What is being asked ->
Find every line in the records below that holds the word "name", and copy each one.

Materials provided ->

________________________

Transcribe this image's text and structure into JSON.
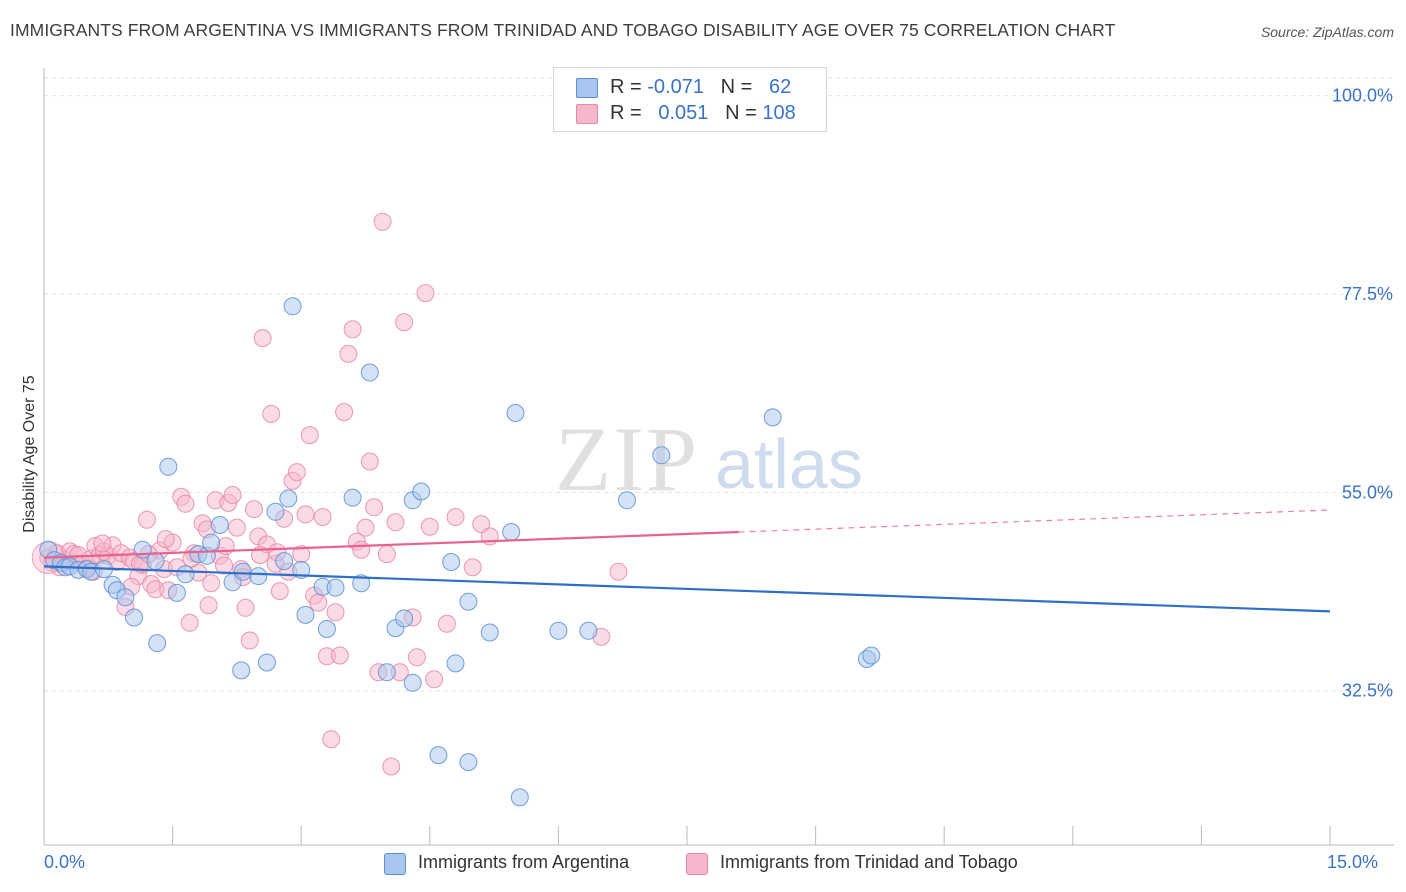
{
  "header": {
    "title": "IMMIGRANTS FROM ARGENTINA VS IMMIGRANTS FROM TRINIDAD AND TOBAGO DISABILITY AGE OVER 75 CORRELATION CHART",
    "source": "Source: ZipAtlas.com"
  },
  "watermark": {
    "zip": "ZIP",
    "atlas": "atlas"
  },
  "legend_top": {
    "rows": [
      {
        "r_label": "R =",
        "r_value": "-0.071",
        "n_label": "N =",
        "n_value": "62",
        "color": "#a9c5ee"
      },
      {
        "r_label": "R =",
        "r_value": "0.051",
        "n_label": "N =",
        "n_value": "108",
        "color": "#f5b8cb"
      }
    ]
  },
  "colors": {
    "blue_fill": "#a9c5ee",
    "blue_stroke": "#5b8fd6",
    "blue_line": "#2f6fc9",
    "pink_fill": "#f5b8cb",
    "pink_stroke": "#e887a6",
    "pink_line": "#e8628e",
    "axis_text": "#3a73c7",
    "grid": "#e3e3e3"
  },
  "chart_data": {
    "type": "scatter",
    "title": "IMMIGRANTS FROM ARGENTINA VS IMMIGRANTS FROM TRINIDAD AND TOBAGO DISABILITY AGE OVER 75 CORRELATION CHART",
    "xlabel": "",
    "ylabel": "Disability Age Over 75",
    "xlim": [
      0,
      15
    ],
    "ylim": [
      15,
      102
    ],
    "x_tick_labels": [
      "0.0%",
      "15.0%"
    ],
    "y_ticks": [
      32.5,
      55.0,
      77.5,
      100.0
    ],
    "y_tick_labels": [
      "32.5%",
      "55.0%",
      "77.5%",
      "100.0%"
    ],
    "grid": true,
    "legend_position": "bottom",
    "series": [
      {
        "name": "Immigrants from Argentina",
        "r": -0.071,
        "n": 62,
        "trend": {
          "x": [
            0,
            15
          ],
          "y": [
            46.6,
            41.5
          ]
        },
        "points": [
          [
            0.05,
            48.5
          ],
          [
            0.12,
            47.3
          ],
          [
            0.2,
            47.0
          ],
          [
            0.25,
            46.5
          ],
          [
            0.3,
            46.6
          ],
          [
            0.4,
            46.2
          ],
          [
            0.5,
            46.3
          ],
          [
            0.55,
            46.0
          ],
          [
            0.7,
            46.3
          ],
          [
            0.8,
            44.5
          ],
          [
            0.85,
            43.9
          ],
          [
            0.95,
            43.1
          ],
          [
            1.05,
            40.8
          ],
          [
            1.15,
            48.5
          ],
          [
            1.3,
            47.2
          ],
          [
            1.32,
            37.9
          ],
          [
            1.45,
            57.9
          ],
          [
            1.55,
            43.6
          ],
          [
            1.65,
            45.7
          ],
          [
            1.8,
            48.0
          ],
          [
            1.9,
            47.8
          ],
          [
            1.95,
            49.3
          ],
          [
            2.05,
            51.3
          ],
          [
            2.2,
            44.8
          ],
          [
            2.3,
            34.8
          ],
          [
            2.32,
            46.0
          ],
          [
            2.5,
            45.5
          ],
          [
            2.6,
            35.7
          ],
          [
            2.7,
            52.8
          ],
          [
            2.8,
            47.2
          ],
          [
            2.85,
            54.3
          ],
          [
            2.9,
            76.1
          ],
          [
            3.0,
            46.2
          ],
          [
            3.05,
            41.1
          ],
          [
            3.25,
            44.3
          ],
          [
            3.3,
            39.5
          ],
          [
            3.4,
            44.2
          ],
          [
            3.6,
            54.4
          ],
          [
            3.7,
            44.7
          ],
          [
            3.8,
            68.6
          ],
          [
            4.0,
            34.6
          ],
          [
            4.1,
            39.6
          ],
          [
            4.2,
            40.7
          ],
          [
            4.3,
            54.1
          ],
          [
            4.4,
            55.1
          ],
          [
            4.3,
            33.4
          ],
          [
            4.6,
            25.2
          ],
          [
            4.75,
            47.1
          ],
          [
            4.8,
            35.6
          ],
          [
            4.95,
            24.4
          ],
          [
            4.95,
            42.6
          ],
          [
            5.2,
            39.1
          ],
          [
            5.45,
            50.5
          ],
          [
            5.5,
            64.0
          ],
          [
            5.55,
            20.4
          ],
          [
            6.0,
            39.3
          ],
          [
            6.35,
            39.3
          ],
          [
            6.8,
            54.1
          ],
          [
            7.2,
            59.2
          ],
          [
            8.5,
            63.5
          ],
          [
            9.6,
            36.1
          ],
          [
            9.65,
            36.5
          ]
        ]
      },
      {
        "name": "Immigrants from Trinidad and Tobago",
        "r": 0.051,
        "n": 108,
        "trend": {
          "x": [
            0,
            8.1
          ],
          "y": [
            47.6,
            50.5
          ]
        },
        "trend_dashed": {
          "x": [
            8.1,
            15
          ],
          "y": [
            50.5,
            53.0
          ]
        },
        "points": [
          [
            0.05,
            47.6
          ],
          [
            0.1,
            47.0
          ],
          [
            0.15,
            48.1
          ],
          [
            0.18,
            46.5
          ],
          [
            0.25,
            47.3
          ],
          [
            0.3,
            48.3
          ],
          [
            0.35,
            48.0
          ],
          [
            0.4,
            47.9
          ],
          [
            0.45,
            46.9
          ],
          [
            0.5,
            46.4
          ],
          [
            0.55,
            47.5
          ],
          [
            0.6,
            48.9
          ],
          [
            0.65,
            47.9
          ],
          [
            0.7,
            48.3
          ],
          [
            0.75,
            47.8
          ],
          [
            0.8,
            49.0
          ],
          [
            0.85,
            47.1
          ],
          [
            0.9,
            48.1
          ],
          [
            0.95,
            42.0
          ],
          [
            1.0,
            47.6
          ],
          [
            1.05,
            47.2
          ],
          [
            1.1,
            45.5
          ],
          [
            1.15,
            46.8
          ],
          [
            1.2,
            51.9
          ],
          [
            1.25,
            44.6
          ],
          [
            1.3,
            44.0
          ],
          [
            1.35,
            48.4
          ],
          [
            1.4,
            46.3
          ],
          [
            1.45,
            43.9
          ],
          [
            1.5,
            49.3
          ],
          [
            1.55,
            46.5
          ],
          [
            1.6,
            54.5
          ],
          [
            1.65,
            53.7
          ],
          [
            1.7,
            40.2
          ],
          [
            1.75,
            48.1
          ],
          [
            1.8,
            45.9
          ],
          [
            1.85,
            51.5
          ],
          [
            1.9,
            50.8
          ],
          [
            1.95,
            44.7
          ],
          [
            2.0,
            54.1
          ],
          [
            2.05,
            47.8
          ],
          [
            2.1,
            46.7
          ],
          [
            2.15,
            53.8
          ],
          [
            2.2,
            54.7
          ],
          [
            2.25,
            51.0
          ],
          [
            2.3,
            46.3
          ],
          [
            2.35,
            41.9
          ],
          [
            2.4,
            38.2
          ],
          [
            2.45,
            53.1
          ],
          [
            2.5,
            50.0
          ],
          [
            2.55,
            72.5
          ],
          [
            2.6,
            49.1
          ],
          [
            2.65,
            63.9
          ],
          [
            2.7,
            46.9
          ],
          [
            2.75,
            43.8
          ],
          [
            2.8,
            52.0
          ],
          [
            2.85,
            46.0
          ],
          [
            2.9,
            56.3
          ],
          [
            2.95,
            57.3
          ],
          [
            3.0,
            48.0
          ],
          [
            3.05,
            52.5
          ],
          [
            3.1,
            61.5
          ],
          [
            3.15,
            43.3
          ],
          [
            3.2,
            42.5
          ],
          [
            3.25,
            52.2
          ],
          [
            3.3,
            36.4
          ],
          [
            3.35,
            27.0
          ],
          [
            3.4,
            41.4
          ],
          [
            3.45,
            36.5
          ],
          [
            3.5,
            64.1
          ],
          [
            3.55,
            70.7
          ],
          [
            3.6,
            73.5
          ],
          [
            3.65,
            49.4
          ],
          [
            3.7,
            48.5
          ],
          [
            3.75,
            51.0
          ],
          [
            3.8,
            58.5
          ],
          [
            3.85,
            53.3
          ],
          [
            3.9,
            34.6
          ],
          [
            3.95,
            85.7
          ],
          [
            4.0,
            48.0
          ],
          [
            4.05,
            23.9
          ],
          [
            4.1,
            51.6
          ],
          [
            4.15,
            34.6
          ],
          [
            4.2,
            74.3
          ],
          [
            4.3,
            40.8
          ],
          [
            4.35,
            36.3
          ],
          [
            4.45,
            77.6
          ],
          [
            4.5,
            51.1
          ],
          [
            4.55,
            33.8
          ],
          [
            4.7,
            40.1
          ],
          [
            4.8,
            52.2
          ],
          [
            5.0,
            46.5
          ],
          [
            5.1,
            51.4
          ],
          [
            5.2,
            50.0
          ],
          [
            6.5,
            38.6
          ],
          [
            6.7,
            46.0
          ],
          [
            0.58,
            46.0
          ],
          [
            0.68,
            49.2
          ],
          [
            1.02,
            44.3
          ],
          [
            1.12,
            46.9
          ],
          [
            1.22,
            48.0
          ],
          [
            1.42,
            49.7
          ],
          [
            1.72,
            47.5
          ],
          [
            1.92,
            42.2
          ],
          [
            2.12,
            48.9
          ],
          [
            2.32,
            45.4
          ],
          [
            2.52,
            47.9
          ],
          [
            2.72,
            48.2
          ]
        ]
      }
    ]
  },
  "legend_bottom": {
    "items": [
      {
        "label": "Immigrants from Argentina",
        "color": "#a9c5ee"
      },
      {
        "label": "Immigrants from Trinidad and Tobago",
        "color": "#f5b8cb"
      }
    ]
  }
}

________________________

Written reply ->
        "name": "Immigrants from Argentina",
        "name": "Immigrants from Trinidad and Tobago",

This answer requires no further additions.